[Records]
⁂

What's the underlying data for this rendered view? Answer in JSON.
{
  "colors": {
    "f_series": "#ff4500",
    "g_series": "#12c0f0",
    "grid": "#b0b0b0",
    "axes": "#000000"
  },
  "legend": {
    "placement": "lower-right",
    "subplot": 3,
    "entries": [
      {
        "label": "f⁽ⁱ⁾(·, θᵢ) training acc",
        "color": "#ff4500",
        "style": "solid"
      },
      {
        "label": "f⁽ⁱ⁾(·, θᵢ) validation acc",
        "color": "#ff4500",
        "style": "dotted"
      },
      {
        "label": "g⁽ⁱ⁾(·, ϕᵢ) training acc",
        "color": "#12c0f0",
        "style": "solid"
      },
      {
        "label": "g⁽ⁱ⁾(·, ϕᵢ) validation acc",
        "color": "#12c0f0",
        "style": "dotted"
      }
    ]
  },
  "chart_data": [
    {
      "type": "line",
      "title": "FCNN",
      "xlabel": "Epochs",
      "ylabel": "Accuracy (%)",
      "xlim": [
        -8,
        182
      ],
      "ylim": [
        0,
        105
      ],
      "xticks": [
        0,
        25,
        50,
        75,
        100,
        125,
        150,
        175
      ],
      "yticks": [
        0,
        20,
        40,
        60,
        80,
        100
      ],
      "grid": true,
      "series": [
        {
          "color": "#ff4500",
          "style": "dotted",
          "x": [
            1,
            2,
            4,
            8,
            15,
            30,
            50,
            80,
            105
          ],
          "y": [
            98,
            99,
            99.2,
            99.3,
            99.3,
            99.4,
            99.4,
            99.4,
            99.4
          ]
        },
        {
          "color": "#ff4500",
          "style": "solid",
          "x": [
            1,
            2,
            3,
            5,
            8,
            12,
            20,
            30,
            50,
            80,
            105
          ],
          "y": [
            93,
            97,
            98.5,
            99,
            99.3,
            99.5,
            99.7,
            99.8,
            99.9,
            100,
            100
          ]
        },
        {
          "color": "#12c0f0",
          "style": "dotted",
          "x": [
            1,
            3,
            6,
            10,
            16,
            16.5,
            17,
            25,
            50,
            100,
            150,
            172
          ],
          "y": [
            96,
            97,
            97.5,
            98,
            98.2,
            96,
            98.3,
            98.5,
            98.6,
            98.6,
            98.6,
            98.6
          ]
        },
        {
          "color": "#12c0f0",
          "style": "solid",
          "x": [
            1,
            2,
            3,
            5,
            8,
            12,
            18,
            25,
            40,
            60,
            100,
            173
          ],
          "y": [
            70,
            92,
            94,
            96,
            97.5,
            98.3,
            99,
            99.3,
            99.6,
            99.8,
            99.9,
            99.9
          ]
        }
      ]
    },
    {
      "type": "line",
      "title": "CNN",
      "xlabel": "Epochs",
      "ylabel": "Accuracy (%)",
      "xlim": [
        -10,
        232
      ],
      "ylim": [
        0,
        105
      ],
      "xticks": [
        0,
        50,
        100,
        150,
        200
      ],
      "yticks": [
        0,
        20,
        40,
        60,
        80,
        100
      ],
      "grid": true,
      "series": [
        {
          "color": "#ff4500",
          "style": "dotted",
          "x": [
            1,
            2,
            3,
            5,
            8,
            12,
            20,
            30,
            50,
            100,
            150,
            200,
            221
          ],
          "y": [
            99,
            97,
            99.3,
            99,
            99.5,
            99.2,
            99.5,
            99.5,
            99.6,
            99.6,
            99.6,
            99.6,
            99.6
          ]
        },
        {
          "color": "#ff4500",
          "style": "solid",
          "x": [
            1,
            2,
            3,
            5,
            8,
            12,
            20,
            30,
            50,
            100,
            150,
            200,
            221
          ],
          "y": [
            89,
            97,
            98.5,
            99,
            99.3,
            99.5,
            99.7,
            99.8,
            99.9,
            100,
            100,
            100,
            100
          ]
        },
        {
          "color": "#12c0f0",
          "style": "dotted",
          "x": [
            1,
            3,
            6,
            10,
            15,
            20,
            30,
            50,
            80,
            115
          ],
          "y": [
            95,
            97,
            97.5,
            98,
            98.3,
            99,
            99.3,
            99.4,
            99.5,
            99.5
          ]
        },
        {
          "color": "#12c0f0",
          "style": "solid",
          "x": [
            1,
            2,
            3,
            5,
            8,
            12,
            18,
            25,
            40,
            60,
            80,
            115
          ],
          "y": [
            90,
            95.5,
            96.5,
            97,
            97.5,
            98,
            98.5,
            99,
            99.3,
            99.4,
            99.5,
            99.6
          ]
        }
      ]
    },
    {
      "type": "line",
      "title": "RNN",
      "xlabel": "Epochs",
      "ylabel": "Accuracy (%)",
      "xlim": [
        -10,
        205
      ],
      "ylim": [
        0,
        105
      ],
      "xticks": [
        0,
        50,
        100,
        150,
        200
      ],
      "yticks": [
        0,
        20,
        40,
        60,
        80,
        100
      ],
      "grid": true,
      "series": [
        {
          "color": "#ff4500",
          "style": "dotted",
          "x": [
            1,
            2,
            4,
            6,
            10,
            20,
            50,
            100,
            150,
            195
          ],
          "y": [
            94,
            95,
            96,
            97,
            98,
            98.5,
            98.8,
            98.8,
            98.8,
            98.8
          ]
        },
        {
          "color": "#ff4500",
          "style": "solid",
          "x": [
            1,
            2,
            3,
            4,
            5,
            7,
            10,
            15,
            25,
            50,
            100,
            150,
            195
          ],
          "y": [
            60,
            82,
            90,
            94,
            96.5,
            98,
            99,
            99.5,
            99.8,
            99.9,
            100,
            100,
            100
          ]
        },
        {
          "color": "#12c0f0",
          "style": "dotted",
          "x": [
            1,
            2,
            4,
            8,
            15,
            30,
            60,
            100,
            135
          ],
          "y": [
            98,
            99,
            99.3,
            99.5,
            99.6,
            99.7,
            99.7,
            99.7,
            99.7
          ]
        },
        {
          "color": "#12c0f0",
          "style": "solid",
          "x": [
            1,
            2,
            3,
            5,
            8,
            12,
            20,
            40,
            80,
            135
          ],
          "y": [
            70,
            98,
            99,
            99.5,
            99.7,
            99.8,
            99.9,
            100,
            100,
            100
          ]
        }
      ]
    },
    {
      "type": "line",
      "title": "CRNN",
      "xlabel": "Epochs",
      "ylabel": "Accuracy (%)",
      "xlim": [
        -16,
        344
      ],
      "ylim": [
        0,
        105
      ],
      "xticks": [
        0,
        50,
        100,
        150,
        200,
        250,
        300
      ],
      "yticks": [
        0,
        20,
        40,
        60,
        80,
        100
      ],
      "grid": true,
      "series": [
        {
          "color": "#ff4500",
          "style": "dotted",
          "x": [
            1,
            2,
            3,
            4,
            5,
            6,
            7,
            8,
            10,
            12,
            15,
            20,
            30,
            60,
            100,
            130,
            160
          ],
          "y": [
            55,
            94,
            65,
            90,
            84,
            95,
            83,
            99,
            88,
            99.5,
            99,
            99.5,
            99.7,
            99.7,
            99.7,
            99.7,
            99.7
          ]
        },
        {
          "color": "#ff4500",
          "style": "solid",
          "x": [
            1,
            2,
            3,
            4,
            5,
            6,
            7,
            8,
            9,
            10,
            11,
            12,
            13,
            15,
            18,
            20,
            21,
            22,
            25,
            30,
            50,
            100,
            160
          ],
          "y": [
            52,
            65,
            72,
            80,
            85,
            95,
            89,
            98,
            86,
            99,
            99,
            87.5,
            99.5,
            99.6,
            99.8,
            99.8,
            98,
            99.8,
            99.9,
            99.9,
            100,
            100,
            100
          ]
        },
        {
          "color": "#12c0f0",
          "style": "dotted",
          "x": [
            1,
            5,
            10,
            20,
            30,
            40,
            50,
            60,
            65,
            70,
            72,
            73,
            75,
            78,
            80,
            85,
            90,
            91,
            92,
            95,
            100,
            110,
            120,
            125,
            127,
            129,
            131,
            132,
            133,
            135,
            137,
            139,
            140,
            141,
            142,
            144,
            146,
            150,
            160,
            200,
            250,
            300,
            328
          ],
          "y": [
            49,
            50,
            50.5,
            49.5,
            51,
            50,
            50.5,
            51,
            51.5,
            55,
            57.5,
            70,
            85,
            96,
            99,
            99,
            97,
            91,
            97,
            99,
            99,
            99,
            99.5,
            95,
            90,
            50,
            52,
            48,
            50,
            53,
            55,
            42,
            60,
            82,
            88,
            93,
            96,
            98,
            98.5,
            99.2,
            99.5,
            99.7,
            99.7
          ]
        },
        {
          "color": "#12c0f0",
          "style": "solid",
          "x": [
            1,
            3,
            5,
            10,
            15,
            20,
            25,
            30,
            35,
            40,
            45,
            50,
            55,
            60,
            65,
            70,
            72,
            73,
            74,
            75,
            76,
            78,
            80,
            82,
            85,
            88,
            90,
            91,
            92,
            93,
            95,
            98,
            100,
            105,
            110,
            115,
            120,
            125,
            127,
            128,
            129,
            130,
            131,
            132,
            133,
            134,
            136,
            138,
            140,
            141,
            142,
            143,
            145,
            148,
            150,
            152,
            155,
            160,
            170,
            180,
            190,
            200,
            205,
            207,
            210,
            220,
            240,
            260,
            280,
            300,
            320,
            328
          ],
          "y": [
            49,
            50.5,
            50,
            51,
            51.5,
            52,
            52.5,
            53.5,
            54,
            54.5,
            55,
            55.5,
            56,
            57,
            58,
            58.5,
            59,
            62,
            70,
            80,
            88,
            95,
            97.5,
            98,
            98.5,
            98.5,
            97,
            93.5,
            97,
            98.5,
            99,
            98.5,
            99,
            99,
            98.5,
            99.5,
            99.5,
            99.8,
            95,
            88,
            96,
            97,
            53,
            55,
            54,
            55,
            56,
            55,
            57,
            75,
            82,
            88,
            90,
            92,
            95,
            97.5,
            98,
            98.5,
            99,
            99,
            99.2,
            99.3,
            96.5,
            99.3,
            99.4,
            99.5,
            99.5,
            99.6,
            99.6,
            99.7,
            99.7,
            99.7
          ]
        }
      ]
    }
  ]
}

⁂

• **Task objective**
Find the string "training" in the records, then copy each line where it occurs.

• **Reply**
        "label": "f⁽ⁱ⁾(·, θᵢ) training acc",
        "label": "g⁽ⁱ⁾(·, ϕᵢ) training acc",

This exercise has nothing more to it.